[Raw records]

◆ ◆ ◆ ◆

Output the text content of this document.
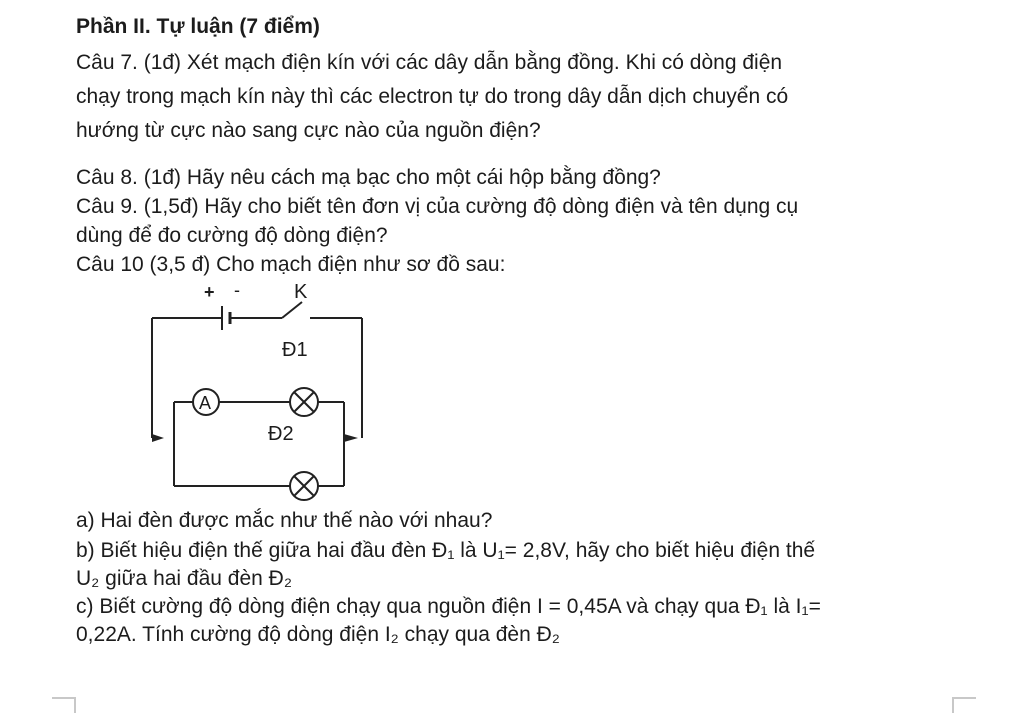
Phần II. Tự luận (7 điểm)
Câu 7. (1đ) Xét mạch điện kín với các dây dẫn bằng đồng. Khi có dòng điện
chạy trong mạch kín này thì các electron tự do trong dây dẫn dịch chuyển có
hướng từ cực nào sang cực nào của nguồn điện?
Câu 8. (1đ) Hãy nêu cách mạ bạc cho một cái hộp bằng đồng?
Câu 9. (1,5đ) Hãy cho biết tên đơn vị của cường độ dòng điện và tên dụng cụ
dùng để đo cường độ dòng điện?
Câu 10 (3,5 đ) Cho mạch điện như sơ đồ sau:
+ -	K
Đ1
A
Đ2
a) Hai đèn được mắc như thế nào với nhau?
b) Biết hiệu điện thế giữa hai đầu đèn Đ₁ là U₁= 2,8V, hãy cho biết hiệu điện thế
U₂ giữa hai đầu đèn Đ₂
c) Biết cường độ dòng điện chạy qua nguồn điện I = 0,45A và chạy qua Đ₁ là I₁=
0,22A. Tính cường độ dòng điện I₂ chạy qua đèn Đ₂
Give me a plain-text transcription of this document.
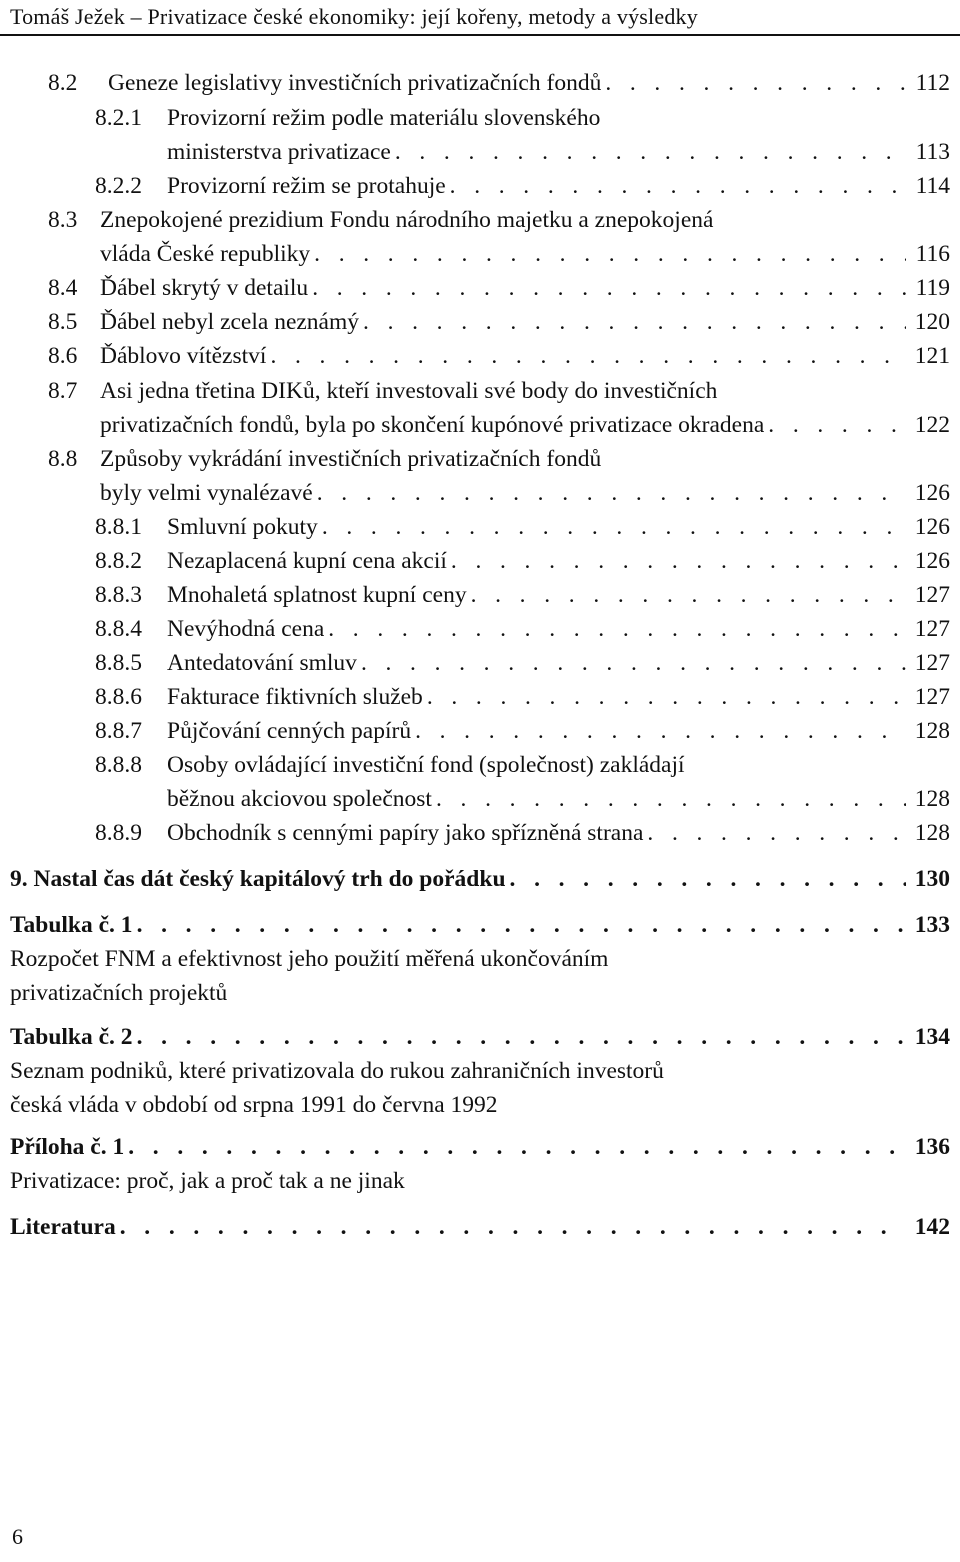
Tomáš Ježek – Privatizace české ekonomiky: její kořeny, metody a výsledky
8.2	Geneze legislativy investičních privatizačních fondů . . .	112
8.2.1	Provizorní režim podle materiálu slovenského
ministerstva privatizace . . .	113
8.2.2	Provizorní režim se protahuje . . .	114
8.3 Znepokojené prezidium Fondu národního majetku a znepokojená
vláda České republiky . . .	116
8.4 Ďábel skrytý v detailu . . .	119
8.5 Ďábel nebyl zcela neznámý . . .	120
8.6 Ďáblovo vítězství . . .	121
8.7 Asi jedna třetina DIKů, kteří investovali své body do investičních
privatizačních fondů, byla po skončení kupónové privatizace okradena . . .	122
8.8 Způsoby vykrádání investičních privatizačních fondů
byly velmi vynalézavé . . .	126
8.8.1	Smluvní pokuty . . .	126
8.8.2	Nezaplacená kupní cena akcií . . .	126
8.8.3	Mnohaletá splatnost kupní ceny . . .	127
8.8.4	Nevýhodná cena . . .	127
8.8.5	Antedatování smluv . . .	127
8.8.6	Fakturace fiktivních služeb . . .	127
8.8.7	Půjčování cenných papírů . . .	128
8.8.8	Osoby ovládající investiční fond (společnost) zakládají
běžnou akciovou společnost . . .	128
8.8.9	Obchodník s cennými papíry jako spřízněná strana . . .	128
9. Nastal čas dát český kapitálový trh do pořádku . . .	130
Tabulka č. 1 . . .	133
Rozpočet FNM a efektivnost jeho použití měřená ukončováním
privatizačních projektů
Tabulka č. 2 . . .	134
Seznam podniků, které privatizovala do rukou zahraničních investorů
česká vláda v období od srpna 1991 do června 1992
Příloha č. 1 . . .	136
Privatizace: proč, jak a proč tak a ne jinak
Literatura . . .	142
6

◆ ◆ ◆ ◆

→ **JOB**: Reproduce all the entries that precede this task, word for word, minus any pictures.

→ **SOLUTION**:
Output the text content of this document.
Phần II. Tự luận (7 điểm)
Câu 7. (1đ) Xét mạch điện kín với các dây dẫn bằng đồng. Khi có dòng điện
chạy trong mạch kín này thì các electron tự do trong dây dẫn dịch chuyển có
hướng từ cực nào sang cực nào của nguồn điện?
Câu 8. (1đ) Hãy nêu cách mạ bạc cho một cái hộp bằng đồng?
Câu 9. (1,5đ) Hãy cho biết tên đơn vị của cường độ dòng điện và tên dụng cụ
dùng để đo cường độ dòng điện?
Câu 10 (3,5 đ) Cho mạch điện như sơ đồ sau:
+ -	K
Đ1
A
Đ2
a) Hai đèn được mắc như thế nào với nhau?
b) Biết hiệu điện thế giữa hai đầu đèn Đ₁ là U₁= 2,8V, hãy cho biết hiệu điện thế
U₂ giữa hai đầu đèn Đ₂
c) Biết cường độ dòng điện chạy qua nguồn điện I = 0,45A và chạy qua Đ₁ là I₁=
0,22A. Tính cường độ dòng điện I₂ chạy qua đèn Đ₂
Give me a plain-text transcription of this document.
Tomáš Ježek – Privatizace české ekonomiky: její kořeny, metody a výsledky
8.2	Geneze legislativy investičních privatizačních fondů . . .	112
8.2.1	Provizorní režim podle materiálu slovenského
ministerstva privatizace . . .	113
8.2.2	Provizorní režim se protahuje . . .	114
8.3 Znepokojené prezidium Fondu národního majetku a znepokojená
vláda České republiky . . .	116
8.4 Ďábel skrytý v detailu . . .	119
8.5 Ďábel nebyl zcela neznámý . . .	120
8.6 Ďáblovo vítězství . . .	121
8.7 Asi jedna třetina DIKů, kteří investovali své body do investičních
privatizačních fondů, byla po skončení kupónové privatizace okradena . . .	122
8.8 Způsoby vykrádání investičních privatizačních fondů
byly velmi vynalézavé . . .	126
8.8.1	Smluvní pokuty . . .	126
8.8.2	Nezaplacená kupní cena akcií . . .	126
8.8.3	Mnohaletá splatnost kupní ceny . . .	127
8.8.4	Nevýhodná cena . . .	127
8.8.5	Antedatování smluv . . .	127
8.8.6	Fakturace fiktivních služeb . . .	127
8.8.7	Půjčování cenných papírů . . .	128
8.8.8	Osoby ovládající investiční fond (společnost) zakládají
běžnou akciovou společnost . . .	128
8.8.9	Obchodník s cennými papíry jako spřízněná strana . . .	128
9. Nastal čas dát český kapitálový trh do pořádku . . .	130
Tabulka č. 1 . . .	133
Rozpočet FNM a efektivnost jeho použití měřená ukončováním
privatizačních projektů
Tabulka č. 2 . . .	134
Seznam podniků, které privatizovala do rukou zahraničních investorů
česká vláda v období od srpna 1991 do června 1992
Příloha č. 1 . . .	136
Privatizace: proč, jak a proč tak a ne jinak
Literatura . . .	142
6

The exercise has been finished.